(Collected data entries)
○ ○ ○ ○ ○

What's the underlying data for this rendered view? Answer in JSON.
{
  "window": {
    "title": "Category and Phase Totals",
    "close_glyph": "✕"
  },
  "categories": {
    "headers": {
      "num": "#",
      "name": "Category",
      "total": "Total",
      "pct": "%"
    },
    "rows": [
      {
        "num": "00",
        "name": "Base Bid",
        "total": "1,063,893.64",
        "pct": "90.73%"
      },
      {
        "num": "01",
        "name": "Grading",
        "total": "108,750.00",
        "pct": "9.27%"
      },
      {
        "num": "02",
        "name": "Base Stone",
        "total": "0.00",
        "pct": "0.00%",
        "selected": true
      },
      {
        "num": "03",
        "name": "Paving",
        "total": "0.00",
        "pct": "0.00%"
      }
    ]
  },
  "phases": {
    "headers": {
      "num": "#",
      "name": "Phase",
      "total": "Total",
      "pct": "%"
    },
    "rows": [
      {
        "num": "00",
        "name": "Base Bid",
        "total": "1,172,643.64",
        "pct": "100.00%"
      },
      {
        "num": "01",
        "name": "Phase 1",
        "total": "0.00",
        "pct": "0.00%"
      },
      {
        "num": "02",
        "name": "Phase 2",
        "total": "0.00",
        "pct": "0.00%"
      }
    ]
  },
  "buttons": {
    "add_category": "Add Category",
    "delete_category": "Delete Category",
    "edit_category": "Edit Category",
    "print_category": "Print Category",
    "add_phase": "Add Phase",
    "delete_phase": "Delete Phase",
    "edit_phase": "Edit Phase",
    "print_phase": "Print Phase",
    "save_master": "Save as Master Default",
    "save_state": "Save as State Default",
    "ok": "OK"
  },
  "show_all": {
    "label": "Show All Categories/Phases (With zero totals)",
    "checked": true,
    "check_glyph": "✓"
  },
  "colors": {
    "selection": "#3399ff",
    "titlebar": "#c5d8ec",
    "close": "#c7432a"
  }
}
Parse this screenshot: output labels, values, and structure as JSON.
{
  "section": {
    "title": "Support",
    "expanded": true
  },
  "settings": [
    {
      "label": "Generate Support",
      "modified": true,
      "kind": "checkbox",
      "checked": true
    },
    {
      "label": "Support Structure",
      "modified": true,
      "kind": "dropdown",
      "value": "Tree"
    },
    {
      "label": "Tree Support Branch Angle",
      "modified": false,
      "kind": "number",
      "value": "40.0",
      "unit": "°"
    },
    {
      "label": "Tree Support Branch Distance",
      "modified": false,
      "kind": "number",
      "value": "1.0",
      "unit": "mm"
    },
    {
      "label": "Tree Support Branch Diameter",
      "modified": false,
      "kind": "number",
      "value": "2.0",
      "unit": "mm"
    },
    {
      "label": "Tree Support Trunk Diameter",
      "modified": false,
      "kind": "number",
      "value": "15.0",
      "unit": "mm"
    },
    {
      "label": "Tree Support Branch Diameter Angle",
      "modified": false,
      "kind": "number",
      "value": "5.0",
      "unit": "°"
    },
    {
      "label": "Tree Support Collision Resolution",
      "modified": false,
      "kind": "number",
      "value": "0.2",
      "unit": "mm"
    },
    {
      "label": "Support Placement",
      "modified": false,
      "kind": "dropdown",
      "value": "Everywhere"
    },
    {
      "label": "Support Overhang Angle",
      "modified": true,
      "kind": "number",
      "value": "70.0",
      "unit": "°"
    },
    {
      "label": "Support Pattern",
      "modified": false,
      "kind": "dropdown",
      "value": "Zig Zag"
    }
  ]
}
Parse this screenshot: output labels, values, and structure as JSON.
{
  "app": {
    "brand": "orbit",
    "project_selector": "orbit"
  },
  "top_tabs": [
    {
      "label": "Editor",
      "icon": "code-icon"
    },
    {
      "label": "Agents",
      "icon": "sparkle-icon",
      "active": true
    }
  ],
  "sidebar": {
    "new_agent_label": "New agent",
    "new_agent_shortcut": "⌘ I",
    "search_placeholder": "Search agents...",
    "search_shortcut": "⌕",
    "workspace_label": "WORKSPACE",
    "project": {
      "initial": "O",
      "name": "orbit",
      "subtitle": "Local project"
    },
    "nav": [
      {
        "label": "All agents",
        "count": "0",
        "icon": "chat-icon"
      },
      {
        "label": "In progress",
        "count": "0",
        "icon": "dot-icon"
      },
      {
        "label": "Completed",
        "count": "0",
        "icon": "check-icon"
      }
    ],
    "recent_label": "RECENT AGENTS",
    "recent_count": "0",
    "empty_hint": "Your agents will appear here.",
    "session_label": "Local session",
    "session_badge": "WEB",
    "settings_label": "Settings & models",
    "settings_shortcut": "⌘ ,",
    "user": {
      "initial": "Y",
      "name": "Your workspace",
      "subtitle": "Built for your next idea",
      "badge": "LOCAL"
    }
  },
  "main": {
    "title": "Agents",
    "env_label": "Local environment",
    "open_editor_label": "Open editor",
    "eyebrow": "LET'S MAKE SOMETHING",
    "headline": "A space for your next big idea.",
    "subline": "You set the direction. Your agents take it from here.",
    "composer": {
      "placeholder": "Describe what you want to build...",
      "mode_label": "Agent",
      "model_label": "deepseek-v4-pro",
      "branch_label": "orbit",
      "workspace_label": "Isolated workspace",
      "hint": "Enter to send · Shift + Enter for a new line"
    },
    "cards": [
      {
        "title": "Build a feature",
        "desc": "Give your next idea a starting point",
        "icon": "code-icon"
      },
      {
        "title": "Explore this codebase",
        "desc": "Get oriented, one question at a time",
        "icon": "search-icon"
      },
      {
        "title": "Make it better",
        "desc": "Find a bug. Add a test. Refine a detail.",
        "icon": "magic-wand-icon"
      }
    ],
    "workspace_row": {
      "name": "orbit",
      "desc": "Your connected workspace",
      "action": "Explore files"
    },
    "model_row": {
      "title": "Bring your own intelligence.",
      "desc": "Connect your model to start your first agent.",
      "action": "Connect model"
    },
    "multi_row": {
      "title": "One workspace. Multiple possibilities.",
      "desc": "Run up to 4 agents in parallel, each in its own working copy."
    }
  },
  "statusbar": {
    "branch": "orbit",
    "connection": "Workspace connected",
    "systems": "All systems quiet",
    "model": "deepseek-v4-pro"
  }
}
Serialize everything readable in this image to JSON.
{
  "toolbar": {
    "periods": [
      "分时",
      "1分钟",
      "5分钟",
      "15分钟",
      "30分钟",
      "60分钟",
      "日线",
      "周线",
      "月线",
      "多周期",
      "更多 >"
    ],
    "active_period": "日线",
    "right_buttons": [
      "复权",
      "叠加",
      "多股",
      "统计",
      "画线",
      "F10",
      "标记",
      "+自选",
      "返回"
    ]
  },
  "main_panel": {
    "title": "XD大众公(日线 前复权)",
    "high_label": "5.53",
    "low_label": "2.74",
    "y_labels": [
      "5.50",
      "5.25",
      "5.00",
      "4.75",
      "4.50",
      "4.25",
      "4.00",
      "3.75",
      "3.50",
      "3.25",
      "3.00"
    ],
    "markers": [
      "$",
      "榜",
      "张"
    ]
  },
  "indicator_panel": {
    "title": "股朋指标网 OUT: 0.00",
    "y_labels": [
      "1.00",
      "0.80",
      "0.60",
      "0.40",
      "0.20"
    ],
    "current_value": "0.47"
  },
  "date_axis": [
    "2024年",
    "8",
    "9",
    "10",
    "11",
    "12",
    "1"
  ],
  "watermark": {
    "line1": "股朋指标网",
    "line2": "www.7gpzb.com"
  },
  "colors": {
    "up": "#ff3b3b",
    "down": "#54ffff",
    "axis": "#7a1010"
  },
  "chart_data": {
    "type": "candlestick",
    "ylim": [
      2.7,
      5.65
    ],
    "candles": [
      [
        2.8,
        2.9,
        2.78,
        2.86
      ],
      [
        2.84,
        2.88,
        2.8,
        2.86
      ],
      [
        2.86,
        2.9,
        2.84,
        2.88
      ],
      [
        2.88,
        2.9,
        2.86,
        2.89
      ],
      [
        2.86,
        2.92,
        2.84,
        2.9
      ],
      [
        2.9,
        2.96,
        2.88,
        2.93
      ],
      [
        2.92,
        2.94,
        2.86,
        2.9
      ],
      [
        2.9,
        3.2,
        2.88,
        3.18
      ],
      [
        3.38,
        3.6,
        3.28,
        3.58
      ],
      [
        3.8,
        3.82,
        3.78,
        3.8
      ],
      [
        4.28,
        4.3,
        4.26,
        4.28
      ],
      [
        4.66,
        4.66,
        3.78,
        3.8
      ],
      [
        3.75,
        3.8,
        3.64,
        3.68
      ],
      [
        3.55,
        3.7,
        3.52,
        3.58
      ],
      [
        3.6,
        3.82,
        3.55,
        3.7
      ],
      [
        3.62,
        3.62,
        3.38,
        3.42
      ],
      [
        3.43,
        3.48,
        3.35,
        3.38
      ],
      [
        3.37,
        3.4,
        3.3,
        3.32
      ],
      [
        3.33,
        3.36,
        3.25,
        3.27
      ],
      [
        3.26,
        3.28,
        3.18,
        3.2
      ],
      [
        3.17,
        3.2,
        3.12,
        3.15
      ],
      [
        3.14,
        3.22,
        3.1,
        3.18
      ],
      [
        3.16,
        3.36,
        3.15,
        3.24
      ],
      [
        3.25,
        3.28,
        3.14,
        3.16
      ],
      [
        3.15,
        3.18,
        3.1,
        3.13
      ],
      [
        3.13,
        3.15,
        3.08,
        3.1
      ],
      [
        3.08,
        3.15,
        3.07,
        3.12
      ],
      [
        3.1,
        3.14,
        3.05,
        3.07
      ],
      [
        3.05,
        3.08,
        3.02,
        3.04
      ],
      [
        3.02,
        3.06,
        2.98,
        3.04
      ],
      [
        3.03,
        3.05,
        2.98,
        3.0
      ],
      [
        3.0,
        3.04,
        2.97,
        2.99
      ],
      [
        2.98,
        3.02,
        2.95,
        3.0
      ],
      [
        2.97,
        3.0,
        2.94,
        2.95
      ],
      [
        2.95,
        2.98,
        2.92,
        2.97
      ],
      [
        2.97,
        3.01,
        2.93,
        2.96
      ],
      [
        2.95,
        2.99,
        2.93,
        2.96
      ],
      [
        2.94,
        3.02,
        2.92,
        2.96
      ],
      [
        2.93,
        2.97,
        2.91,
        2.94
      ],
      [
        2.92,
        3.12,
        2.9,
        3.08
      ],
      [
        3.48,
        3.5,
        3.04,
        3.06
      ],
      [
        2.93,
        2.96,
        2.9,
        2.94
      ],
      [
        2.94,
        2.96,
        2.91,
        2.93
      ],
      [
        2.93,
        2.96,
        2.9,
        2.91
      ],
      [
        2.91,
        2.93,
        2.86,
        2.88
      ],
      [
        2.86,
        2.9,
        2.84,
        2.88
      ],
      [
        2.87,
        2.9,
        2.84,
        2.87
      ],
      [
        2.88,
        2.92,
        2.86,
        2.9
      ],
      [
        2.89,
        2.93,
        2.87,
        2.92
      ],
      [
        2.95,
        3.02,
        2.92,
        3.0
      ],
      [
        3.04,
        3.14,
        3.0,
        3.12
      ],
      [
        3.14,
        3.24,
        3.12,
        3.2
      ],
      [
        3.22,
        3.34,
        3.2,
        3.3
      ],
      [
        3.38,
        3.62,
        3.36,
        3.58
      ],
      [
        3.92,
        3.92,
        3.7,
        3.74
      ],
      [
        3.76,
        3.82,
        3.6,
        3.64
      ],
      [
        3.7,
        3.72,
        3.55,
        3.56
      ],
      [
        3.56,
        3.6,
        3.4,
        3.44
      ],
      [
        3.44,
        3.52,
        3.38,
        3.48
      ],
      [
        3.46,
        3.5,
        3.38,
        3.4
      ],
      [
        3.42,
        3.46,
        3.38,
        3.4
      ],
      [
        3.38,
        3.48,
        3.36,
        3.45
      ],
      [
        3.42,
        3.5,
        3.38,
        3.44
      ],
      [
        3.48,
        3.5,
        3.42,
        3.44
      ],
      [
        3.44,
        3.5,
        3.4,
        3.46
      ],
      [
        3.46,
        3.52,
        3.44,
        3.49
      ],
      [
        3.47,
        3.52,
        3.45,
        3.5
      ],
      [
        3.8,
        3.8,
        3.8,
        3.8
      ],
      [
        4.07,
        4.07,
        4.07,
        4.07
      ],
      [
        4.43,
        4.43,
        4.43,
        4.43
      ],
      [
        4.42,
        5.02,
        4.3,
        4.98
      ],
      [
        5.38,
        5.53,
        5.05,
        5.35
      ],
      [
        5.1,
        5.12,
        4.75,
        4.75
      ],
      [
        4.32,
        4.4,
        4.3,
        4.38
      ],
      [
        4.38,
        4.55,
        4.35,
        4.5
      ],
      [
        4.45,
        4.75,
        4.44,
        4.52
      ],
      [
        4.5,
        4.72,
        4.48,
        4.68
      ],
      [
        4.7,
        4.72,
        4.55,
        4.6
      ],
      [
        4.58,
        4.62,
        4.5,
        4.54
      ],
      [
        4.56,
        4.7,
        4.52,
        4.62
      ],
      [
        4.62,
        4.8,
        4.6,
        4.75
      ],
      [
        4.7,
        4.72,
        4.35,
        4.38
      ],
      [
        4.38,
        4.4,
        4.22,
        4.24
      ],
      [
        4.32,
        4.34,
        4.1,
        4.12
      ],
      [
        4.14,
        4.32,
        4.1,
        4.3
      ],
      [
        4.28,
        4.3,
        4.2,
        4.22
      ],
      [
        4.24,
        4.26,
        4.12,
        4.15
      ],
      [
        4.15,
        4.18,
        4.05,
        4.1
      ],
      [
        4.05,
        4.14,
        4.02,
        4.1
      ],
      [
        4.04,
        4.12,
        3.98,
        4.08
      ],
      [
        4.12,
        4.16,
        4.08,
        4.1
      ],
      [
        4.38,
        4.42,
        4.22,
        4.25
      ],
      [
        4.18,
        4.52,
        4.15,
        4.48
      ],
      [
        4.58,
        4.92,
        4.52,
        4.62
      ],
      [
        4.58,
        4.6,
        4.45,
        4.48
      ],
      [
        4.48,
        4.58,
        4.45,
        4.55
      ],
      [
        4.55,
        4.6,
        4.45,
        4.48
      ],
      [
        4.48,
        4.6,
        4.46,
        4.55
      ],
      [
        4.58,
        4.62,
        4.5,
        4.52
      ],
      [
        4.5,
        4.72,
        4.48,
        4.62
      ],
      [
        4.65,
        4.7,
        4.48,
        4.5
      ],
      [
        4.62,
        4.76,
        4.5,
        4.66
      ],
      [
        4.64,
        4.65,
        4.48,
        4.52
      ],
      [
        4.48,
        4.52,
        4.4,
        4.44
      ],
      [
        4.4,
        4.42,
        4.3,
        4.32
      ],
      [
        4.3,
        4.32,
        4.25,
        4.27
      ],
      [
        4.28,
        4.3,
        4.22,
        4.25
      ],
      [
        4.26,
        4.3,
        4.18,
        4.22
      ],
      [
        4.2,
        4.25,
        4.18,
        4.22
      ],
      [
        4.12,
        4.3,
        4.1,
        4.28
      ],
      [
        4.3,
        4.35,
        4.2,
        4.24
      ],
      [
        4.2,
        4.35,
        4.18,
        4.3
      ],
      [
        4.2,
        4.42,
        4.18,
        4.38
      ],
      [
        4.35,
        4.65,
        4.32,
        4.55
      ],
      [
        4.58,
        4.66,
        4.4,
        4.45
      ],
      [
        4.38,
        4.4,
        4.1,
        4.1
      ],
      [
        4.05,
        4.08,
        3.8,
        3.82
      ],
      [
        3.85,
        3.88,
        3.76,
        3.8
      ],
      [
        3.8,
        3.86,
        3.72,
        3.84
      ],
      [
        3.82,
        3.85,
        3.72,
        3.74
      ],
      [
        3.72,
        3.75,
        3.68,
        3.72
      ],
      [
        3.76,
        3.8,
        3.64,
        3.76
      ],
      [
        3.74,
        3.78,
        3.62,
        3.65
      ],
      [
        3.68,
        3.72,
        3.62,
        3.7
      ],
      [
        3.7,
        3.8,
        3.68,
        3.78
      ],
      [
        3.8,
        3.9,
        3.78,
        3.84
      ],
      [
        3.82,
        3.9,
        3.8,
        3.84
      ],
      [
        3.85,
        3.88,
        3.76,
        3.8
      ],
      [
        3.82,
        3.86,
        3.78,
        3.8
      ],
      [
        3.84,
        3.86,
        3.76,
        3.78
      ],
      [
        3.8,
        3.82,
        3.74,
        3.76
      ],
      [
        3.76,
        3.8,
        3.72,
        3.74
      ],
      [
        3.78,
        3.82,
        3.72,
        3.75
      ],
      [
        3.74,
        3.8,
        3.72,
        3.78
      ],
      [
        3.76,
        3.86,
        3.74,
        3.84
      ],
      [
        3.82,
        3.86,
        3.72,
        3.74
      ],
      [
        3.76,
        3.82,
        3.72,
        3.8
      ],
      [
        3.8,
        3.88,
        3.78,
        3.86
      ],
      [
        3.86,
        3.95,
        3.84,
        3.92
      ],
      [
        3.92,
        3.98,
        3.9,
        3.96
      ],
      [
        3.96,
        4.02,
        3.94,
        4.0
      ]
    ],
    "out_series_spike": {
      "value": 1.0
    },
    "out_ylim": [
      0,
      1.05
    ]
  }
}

○ ○ ○ ○ ○

* WHAT THE EXERCISE ASKS:
From the records given above, copy all lines containing "Angle".

* REPLY TO THE TASK:
      "label": "Tree Support Branch Angle",
      "label": "Tree Support Branch Diameter Angle",
      "label": "Support Overhang Angle",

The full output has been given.